Raw data:
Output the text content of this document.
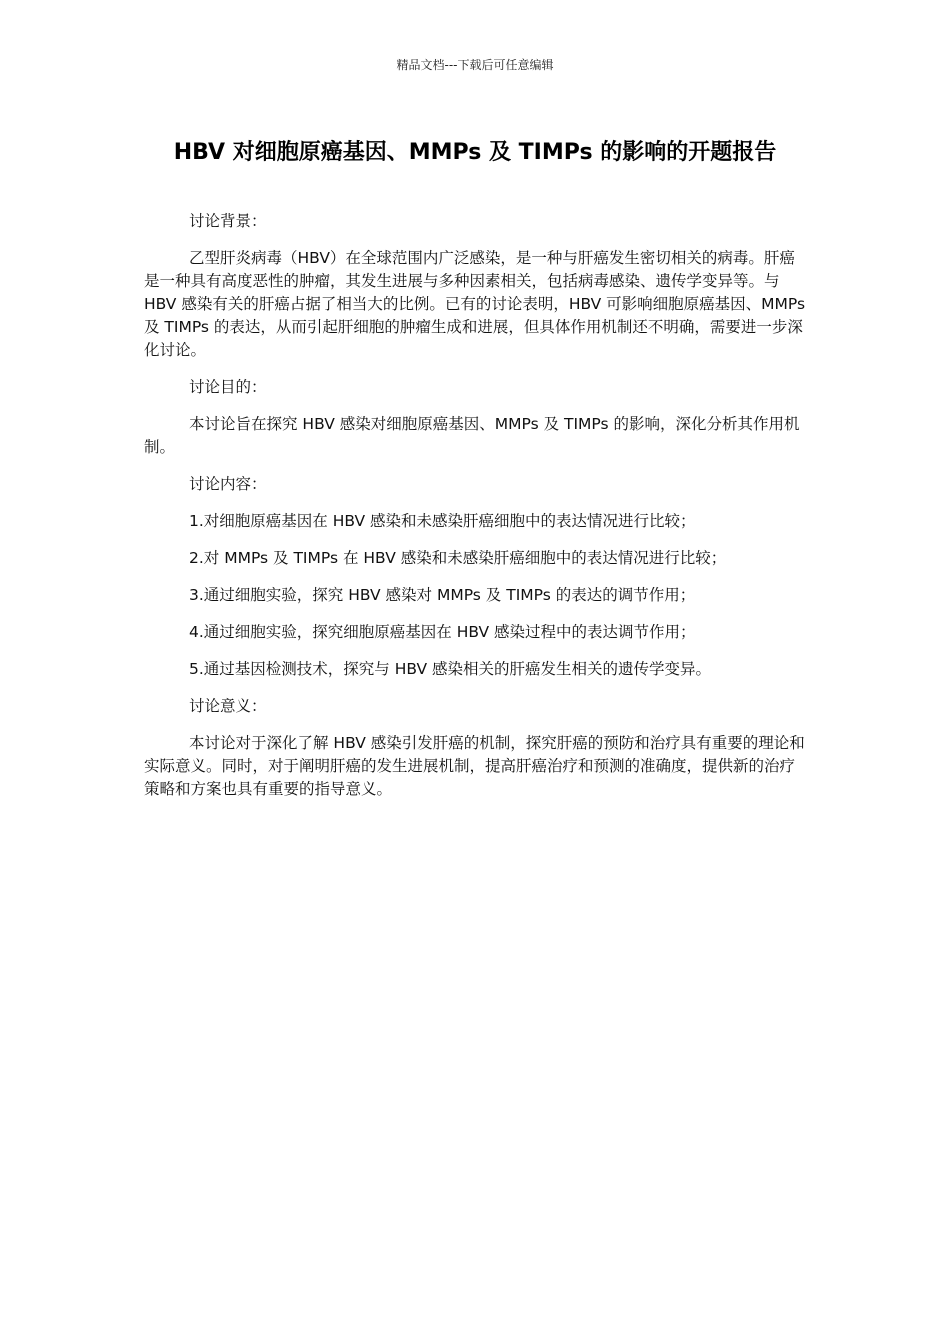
精品文档---下载后可任意编辑
HBV 对细胞原癌基因、MMPs 及 TIMPs 的影响的开题报告

讨论背景：

乙型肝炎病毒（HBV）在全球范围内广泛感染，是一种与肝癌发生密切相关的病毒。肝癌是一种具有高度恶性的肿瘤，其发生进展与多种因素相关，包括病毒感染、遗传学变异等。与 HBV 感染有关的肝癌占据了相当大的比例。已有的讨论表明，HBV 可影响细胞原癌基因、MMPs 及 TIMPs 的表达，从而引起肝细胞的肿瘤生成和进展，但具体作用机制还不明确，需要进一步深化讨论。

讨论目的：

本讨论旨在探究 HBV 感染对细胞原癌基因、MMPs 及 TIMPs 的影响，深化分析其作用机制。

讨论内容：

1.对细胞原癌基因在 HBV 感染和未感染肝癌细胞中的表达情况进行比较；

2.对 MMPs 及 TIMPs 在 HBV 感染和未感染肝癌细胞中的表达情况进行比较；

3.通过细胞实验，探究 HBV 感染对 MMPs 及 TIMPs 的表达的调节作用；

4.通过细胞实验，探究细胞原癌基因在 HBV 感染过程中的表达调节作用；

5.通过基因检测技术，探究与 HBV 感染相关的肝癌发生相关的遗传学变异。

讨论意义：

本讨论对于深化了解 HBV 感染引发肝癌的机制，探究肝癌的预防和治疗具有重要的理论和实际意义。同时，对于阐明肝癌的发生进展机制，提高肝癌治疗和预测的准确度，提供新的治疗策略和方案也具有重要的指导意义。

Work to be completed:
Quote all of the entries word for word, omitting any pictures.

The answer:
Output the text content of this document.
精品文档---下载后可任意编辑
HBV 对细胞原癌基因、MMPs 及 TIMPs 的影响的开题报告

讨论背景：

乙型肝炎病毒（HBV）在全球范围内广泛感染，是一种与肝癌发生密切相关的病毒。肝癌是一种具有高度恶性的肿瘤，其发生进展与多种因素相关，包括病毒感染、遗传学变异等。与 HBV 感染有关的肝癌占据了相当大的比例。已有的讨论表明，HBV 可影响细胞原癌基因、MMPs 及 TIMPs 的表达，从而引起肝细胞的肿瘤生成和进展，但具体作用机制还不明确，需要进一步深化讨论。

讨论目的：

本讨论旨在探究 HBV 感染对细胞原癌基因、MMPs 及 TIMPs 的影响，深化分析其作用机制。

讨论内容：

1.对细胞原癌基因在 HBV 感染和未感染肝癌细胞中的表达情况进行比较；

2.对 MMPs 及 TIMPs 在 HBV 感染和未感染肝癌细胞中的表达情况进行比较；

3.通过细胞实验，探究 HBV 感染对 MMPs 及 TIMPs 的表达的调节作用；

4.通过细胞实验，探究细胞原癌基因在 HBV 感染过程中的表达调节作用；

5.通过基因检测技术，探究与 HBV 感染相关的肝癌发生相关的遗传学变异。

讨论意义：

本讨论对于深化了解 HBV 感染引发肝癌的机制，探究肝癌的预防和治疗具有重要的理论和实际意义。同时，对于阐明肝癌的发生进展机制，提高肝癌治疗和预测的准确度，提供新的治疗策略和方案也具有重要的指导意义。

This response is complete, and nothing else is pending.